TASK BRIEF
Repeat the material verbatim. Images are excluded from the copy.

Entries from a dataset
--- Start ---
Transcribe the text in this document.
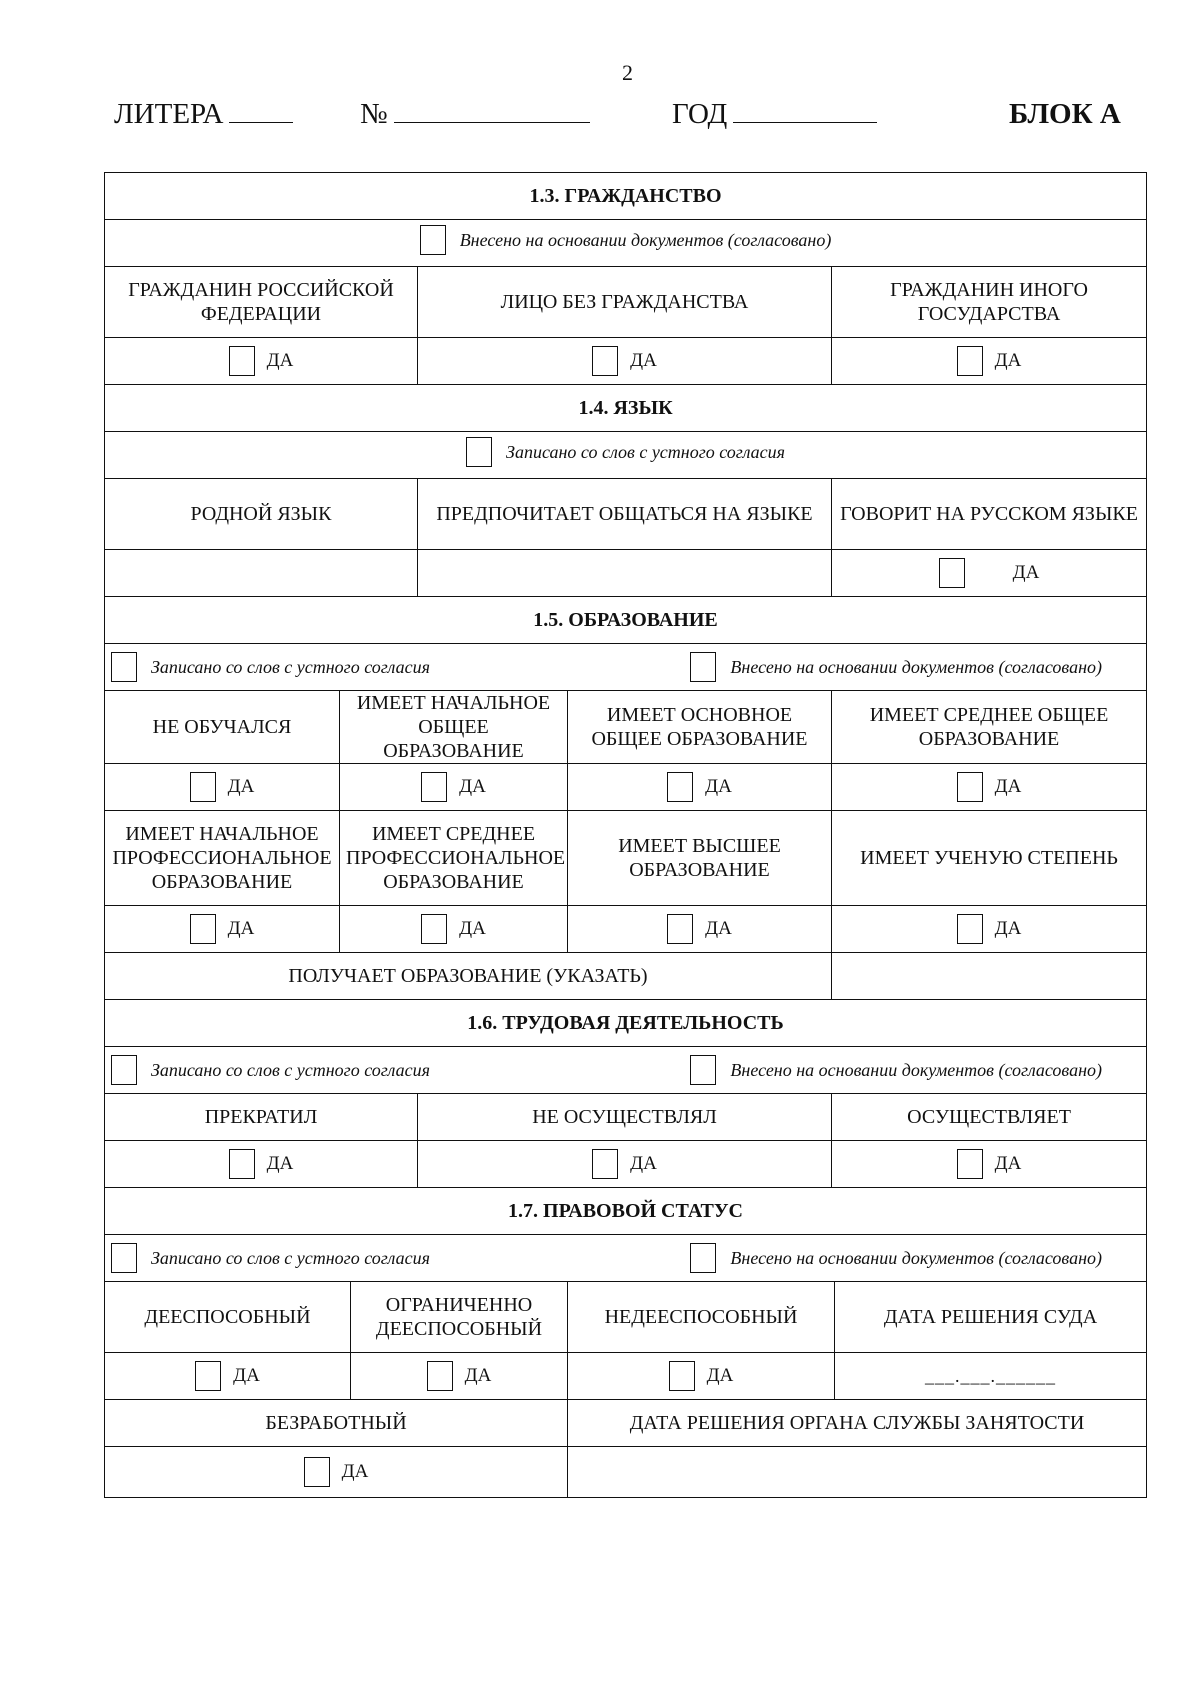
2
ЛИТЕРА	№	ГОД	БЛОК А
1.3. ГРАЖДАНСТВО						

Внесено на основании документов (согласовано)						

ГРАЖДАНИН РОССИЙСКОЙ ФЕДЕРАЦИИ			ЛИЦО БЕЗ ГРАЖДАНСТВА		ГРАЖДАНИН ИНОГО ГОСУДАРСТВА	
ДА			ДА		ДА	
1.4. ЯЗЫК						

Записано со слов с устного согласия						

РОДНОЙ ЯЗЫК			ПРЕДПОЧИТАЕТ ОБЩАТЬСЯ НА ЯЗЫКЕ		ГОВОРИТ НА РУССКОМ ЯЗЫКЕ	
					ДА	
1.5. ОБРАЗОВАНИЕ						

Записано со слов с устного согласия Внесено на основании документов (согласовано)						

НЕ ОБУЧАЛСЯ	ИМЕЕТ НАЧАЛЬНОЕ ОБЩЕЕ ОБРАЗОВАНИЕ			ИМЕЕТ ОСНОВНОЕ ОБЩЕЕ ОБРАЗОВАНИЕ	ИМЕЕТ СРЕДНЕЕ ОБЩЕЕ ОБРАЗОВАНИЕ	
ДА	ДА			ДА	ДА	
ИМЕЕТ НАЧАЛЬНОЕ ПРОФЕССИОНАЛЬНОЕ ОБРАЗОВАНИЕ	ИМЕЕТ СРЕДНЕЕ ПРОФЕССИОНАЛЬНОЕ ОБРАЗОВАНИЕ			ИМЕЕТ ВЫСШЕЕ ОБРАЗОВАНИЕ	ИМЕЕТ УЧЕНУЮ СТЕПЕНЬ	
ДА	ДА			ДА	ДА	
ПОЛУЧАЕТ ОБРАЗОВАНИЕ (УКАЗАТЬ)						
1.6. ТРУДОВАЯ ДЕЯТЕЛЬНОСТЬ						

Записано со слов с устного согласия Внесено на основании документов (согласовано)						

ПРЕКРАТИЛ			НЕ ОСУЩЕСТВЛЯЛ		ОСУЩЕСТВЛЯЕТ	
ДА			ДА		ДА	
1.7. ПРАВОВОЙ СТАТУС						

Записано со слов с устного согласия Внесено на основании документов (согласовано)						

ДЕЕСПОСОБНЫЙ		ОГРАНИЧЕННО ДЕЕСПОСОБНЫЙ		НЕДЕЕСПОСОБНЫЙ		ДАТА РЕШЕНИЯ СУДА
ДА		ДА		ДА		___.___.______
БЕЗРАБОТНЫЙ				ДАТА РЕШЕНИЯ ОРГАНА СЛУЖБЫ ЗАНЯТОСТИ		
ДА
--- End ---
RESULT OF THE EXERCISE
Transcribe the text in this document.
2
ЛИТЕРА	№	ГОД	БЛОК А
1.3. ГРАЖДАНСТВО						

Внесено на основании документов (согласовано)						

ГРАЖДАНИН РОССИЙСКОЙ ФЕДЕРАЦИИ			ЛИЦО БЕЗ ГРАЖДАНСТВА		ГРАЖДАНИН ИНОГО ГОСУДАРСТВА	
ДА			ДА		ДА	
1.4. ЯЗЫК						

Записано со слов с устного согласия						

РОДНОЙ ЯЗЫК			ПРЕДПОЧИТАЕТ ОБЩАТЬСЯ НА ЯЗЫКЕ		ГОВОРИТ НА РУССКОМ ЯЗЫКЕ	
					ДА	
1.5. ОБРАЗОВАНИЕ						

Записано со слов с устного согласия Внесено на основании документов (согласовано)						

НЕ ОБУЧАЛСЯ	ИМЕЕТ НАЧАЛЬНОЕ ОБЩЕЕ ОБРАЗОВАНИЕ			ИМЕЕТ ОСНОВНОЕ ОБЩЕЕ ОБРАЗОВАНИЕ	ИМЕЕТ СРЕДНЕЕ ОБЩЕЕ ОБРАЗОВАНИЕ	
ДА	ДА			ДА	ДА	
ИМЕЕТ НАЧАЛЬНОЕ ПРОФЕССИОНАЛЬНОЕ ОБРАЗОВАНИЕ	ИМЕЕТ СРЕДНЕЕ ПРОФЕССИОНАЛЬНОЕ ОБРАЗОВАНИЕ			ИМЕЕТ ВЫСШЕЕ ОБРАЗОВАНИЕ	ИМЕЕТ УЧЕНУЮ СТЕПЕНЬ	
ДА	ДА			ДА	ДА	
ПОЛУЧАЕТ ОБРАЗОВАНИЕ (УКАЗАТЬ)						
1.6. ТРУДОВАЯ ДЕЯТЕЛЬНОСТЬ						

Записано со слов с устного согласия Внесено на основании документов (согласовано)						

ПРЕКРАТИЛ			НЕ ОСУЩЕСТВЛЯЛ		ОСУЩЕСТВЛЯЕТ	
ДА			ДА		ДА	
1.7. ПРАВОВОЙ СТАТУС						

Записано со слов с устного согласия Внесено на основании документов (согласовано)						

ДЕЕСПОСОБНЫЙ		ОГРАНИЧЕННО ДЕЕСПОСОБНЫЙ		НЕДЕЕСПОСОБНЫЙ		ДАТА РЕШЕНИЯ СУДА
ДА		ДА		ДА		___.___.______
БЕЗРАБОТНЫЙ				ДАТА РЕШЕНИЯ ОРГАНА СЛУЖБЫ ЗАНЯТОСТИ		
ДА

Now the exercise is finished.